----- DATA PROVIDED -----

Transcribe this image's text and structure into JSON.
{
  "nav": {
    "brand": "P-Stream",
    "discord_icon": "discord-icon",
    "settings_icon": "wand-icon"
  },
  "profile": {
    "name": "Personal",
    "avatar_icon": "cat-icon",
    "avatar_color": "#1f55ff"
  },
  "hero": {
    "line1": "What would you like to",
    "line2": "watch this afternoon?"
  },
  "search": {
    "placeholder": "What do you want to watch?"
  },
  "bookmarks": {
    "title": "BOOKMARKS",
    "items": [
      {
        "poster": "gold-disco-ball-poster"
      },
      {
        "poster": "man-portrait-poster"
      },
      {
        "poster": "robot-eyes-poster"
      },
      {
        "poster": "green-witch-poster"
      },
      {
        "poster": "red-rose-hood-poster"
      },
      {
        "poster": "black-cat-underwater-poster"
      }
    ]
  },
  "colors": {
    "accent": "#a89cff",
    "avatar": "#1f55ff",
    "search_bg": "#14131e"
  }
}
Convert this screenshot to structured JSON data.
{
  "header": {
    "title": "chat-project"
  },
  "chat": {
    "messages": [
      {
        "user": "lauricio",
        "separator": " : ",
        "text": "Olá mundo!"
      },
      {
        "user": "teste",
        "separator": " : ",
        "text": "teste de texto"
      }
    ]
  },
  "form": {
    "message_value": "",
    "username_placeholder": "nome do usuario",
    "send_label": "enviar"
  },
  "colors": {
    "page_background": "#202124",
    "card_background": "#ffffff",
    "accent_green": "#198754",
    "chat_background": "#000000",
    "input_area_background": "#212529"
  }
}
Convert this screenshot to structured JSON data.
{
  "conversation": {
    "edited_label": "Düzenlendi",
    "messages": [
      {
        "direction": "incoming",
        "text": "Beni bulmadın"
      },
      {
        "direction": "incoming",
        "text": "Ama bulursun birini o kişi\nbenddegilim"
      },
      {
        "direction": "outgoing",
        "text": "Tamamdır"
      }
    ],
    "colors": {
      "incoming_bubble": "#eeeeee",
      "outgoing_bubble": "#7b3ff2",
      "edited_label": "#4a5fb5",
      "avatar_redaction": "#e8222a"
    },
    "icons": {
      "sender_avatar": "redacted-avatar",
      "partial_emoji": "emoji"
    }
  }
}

-----

Copy out all of the records shown above exactly.

Transcribe this image's text and structure into JSON.
{
  "nav": {
    "brand": "P-Stream",
    "discord_icon": "discord-icon",
    "settings_icon": "wand-icon"
  },
  "profile": {
    "name": "Personal",
    "avatar_icon": "cat-icon",
    "avatar_color": "#1f55ff"
  },
  "hero": {
    "line1": "What would you like to",
    "line2": "watch this afternoon?"
  },
  "search": {
    "placeholder": "What do you want to watch?"
  },
  "bookmarks": {
    "title": "BOOKMARKS",
    "items": [
      {
        "poster": "gold-disco-ball-poster"
      },
      {
        "poster": "man-portrait-poster"
      },
      {
        "poster": "robot-eyes-poster"
      },
      {
        "poster": "green-witch-poster"
      },
      {
        "poster": "red-rose-hood-poster"
      },
      {
        "poster": "black-cat-underwater-poster"
      }
    ]
  },
  "colors": {
    "accent": "#a89cff",
    "avatar": "#1f55ff",
    "search_bg": "#14131e"
  }
}
Convert this screenshot to structured JSON data.
{
  "header": {
    "title": "chat-project"
  },
  "chat": {
    "messages": [
      {
        "user": "lauricio",
        "separator": " : ",
        "text": "Olá mundo!"
      },
      {
        "user": "teste",
        "separator": " : ",
        "text": "teste de texto"
      }
    ]
  },
  "form": {
    "message_value": "",
    "username_placeholder": "nome do usuario",
    "send_label": "enviar"
  },
  "colors": {
    "page_background": "#202124",
    "card_background": "#ffffff",
    "accent_green": "#198754",
    "chat_background": "#000000",
    "input_area_background": "#212529"
  }
}
Convert this screenshot to structured JSON data.
{
  "conversation": {
    "edited_label": "Düzenlendi",
    "messages": [
      {
        "direction": "incoming",
        "text": "Beni bulmadın"
      },
      {
        "direction": "incoming",
        "text": "Ama bulursun birini o kişi\nbenddegilim"
      },
      {
        "direction": "outgoing",
        "text": "Tamamdır"
      }
    ],
    "colors": {
      "incoming_bubble": "#eeeeee",
      "outgoing_bubble": "#7b3ff2",
      "edited_label": "#4a5fb5",
      "avatar_redaction": "#e8222a"
    },
    "icons": {
      "sender_avatar": "redacted-avatar",
      "partial_emoji": "emoji"
    }
  }
}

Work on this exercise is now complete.